-- Start of SUPPLIED MATERIAL --
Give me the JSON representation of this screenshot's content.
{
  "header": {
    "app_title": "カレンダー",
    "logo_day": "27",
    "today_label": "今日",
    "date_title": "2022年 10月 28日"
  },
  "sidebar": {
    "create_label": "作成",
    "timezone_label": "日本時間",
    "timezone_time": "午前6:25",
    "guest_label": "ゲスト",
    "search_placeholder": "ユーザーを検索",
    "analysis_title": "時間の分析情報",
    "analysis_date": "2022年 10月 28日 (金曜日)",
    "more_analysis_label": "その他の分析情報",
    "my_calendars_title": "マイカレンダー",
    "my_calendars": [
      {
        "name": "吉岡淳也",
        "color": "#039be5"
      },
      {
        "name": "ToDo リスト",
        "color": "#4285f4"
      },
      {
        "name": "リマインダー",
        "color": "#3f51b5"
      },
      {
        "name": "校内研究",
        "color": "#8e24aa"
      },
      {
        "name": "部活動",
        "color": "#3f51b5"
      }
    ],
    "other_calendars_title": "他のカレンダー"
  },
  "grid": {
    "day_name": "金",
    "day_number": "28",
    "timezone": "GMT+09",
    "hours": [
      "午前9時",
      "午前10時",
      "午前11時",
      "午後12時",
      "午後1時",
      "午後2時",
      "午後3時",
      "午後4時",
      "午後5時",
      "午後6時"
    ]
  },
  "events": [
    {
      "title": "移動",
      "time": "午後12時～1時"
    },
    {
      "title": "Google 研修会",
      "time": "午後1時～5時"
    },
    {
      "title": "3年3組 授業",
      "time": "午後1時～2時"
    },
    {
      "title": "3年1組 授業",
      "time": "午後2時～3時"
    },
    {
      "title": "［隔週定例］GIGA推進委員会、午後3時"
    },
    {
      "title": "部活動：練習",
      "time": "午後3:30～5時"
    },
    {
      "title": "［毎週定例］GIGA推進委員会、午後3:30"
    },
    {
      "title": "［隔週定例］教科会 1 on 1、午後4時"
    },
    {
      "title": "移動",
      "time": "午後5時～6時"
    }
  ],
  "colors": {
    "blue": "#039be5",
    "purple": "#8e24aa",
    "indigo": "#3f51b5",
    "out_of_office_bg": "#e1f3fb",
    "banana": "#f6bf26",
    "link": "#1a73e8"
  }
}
-- End of SUPPLIED MATERIAL --
◆ WRITTEN EXERCISE ◆
Repeat every entry word for word.

◆ TASK ANSWER ◆
Give me the JSON representation of this screenshot's content.
{
  "header": {
    "app_title": "カレンダー",
    "logo_day": "27",
    "today_label": "今日",
    "date_title": "2022年 10月 28日"
  },
  "sidebar": {
    "create_label": "作成",
    "timezone_label": "日本時間",
    "timezone_time": "午前6:25",
    "guest_label": "ゲスト",
    "search_placeholder": "ユーザーを検索",
    "analysis_title": "時間の分析情報",
    "analysis_date": "2022年 10月 28日 (金曜日)",
    "more_analysis_label": "その他の分析情報",
    "my_calendars_title": "マイカレンダー",
    "my_calendars": [
      {
        "name": "吉岡淳也",
        "color": "#039be5"
      },
      {
        "name": "ToDo リスト",
        "color": "#4285f4"
      },
      {
        "name": "リマインダー",
        "color": "#3f51b5"
      },
      {
        "name": "校内研究",
        "color": "#8e24aa"
      },
      {
        "name": "部活動",
        "color": "#3f51b5"
      }
    ],
    "other_calendars_title": "他のカレンダー"
  },
  "grid": {
    "day_name": "金",
    "day_number": "28",
    "timezone": "GMT+09",
    "hours": [
      "午前9時",
      "午前10時",
      "午前11時",
      "午後12時",
      "午後1時",
      "午後2時",
      "午後3時",
      "午後4時",
      "午後5時",
      "午後6時"
    ]
  },
  "events": [
    {
      "title": "移動",
      "time": "午後12時～1時"
    },
    {
      "title": "Google 研修会",
      "time": "午後1時～5時"
    },
    {
      "title": "3年3組 授業",
      "time": "午後1時～2時"
    },
    {
      "title": "3年1組 授業",
      "time": "午後2時～3時"
    },
    {
      "title": "［隔週定例］GIGA推進委員会、午後3時"
    },
    {
      "title": "部活動：練習",
      "time": "午後3:30～5時"
    },
    {
      "title": "［毎週定例］GIGA推進委員会、午後3:30"
    },
    {
      "title": "［隔週定例］教科会 1 on 1、午後4時"
    },
    {
      "title": "移動",
      "time": "午後5時～6時"
    }
  ],
  "colors": {
    "blue": "#039be5",
    "purple": "#8e24aa",
    "indigo": "#3f51b5",
    "out_of_office_bg": "#e1f3fb",
    "banana": "#f6bf26",
    "link": "#1a73e8"
  }
}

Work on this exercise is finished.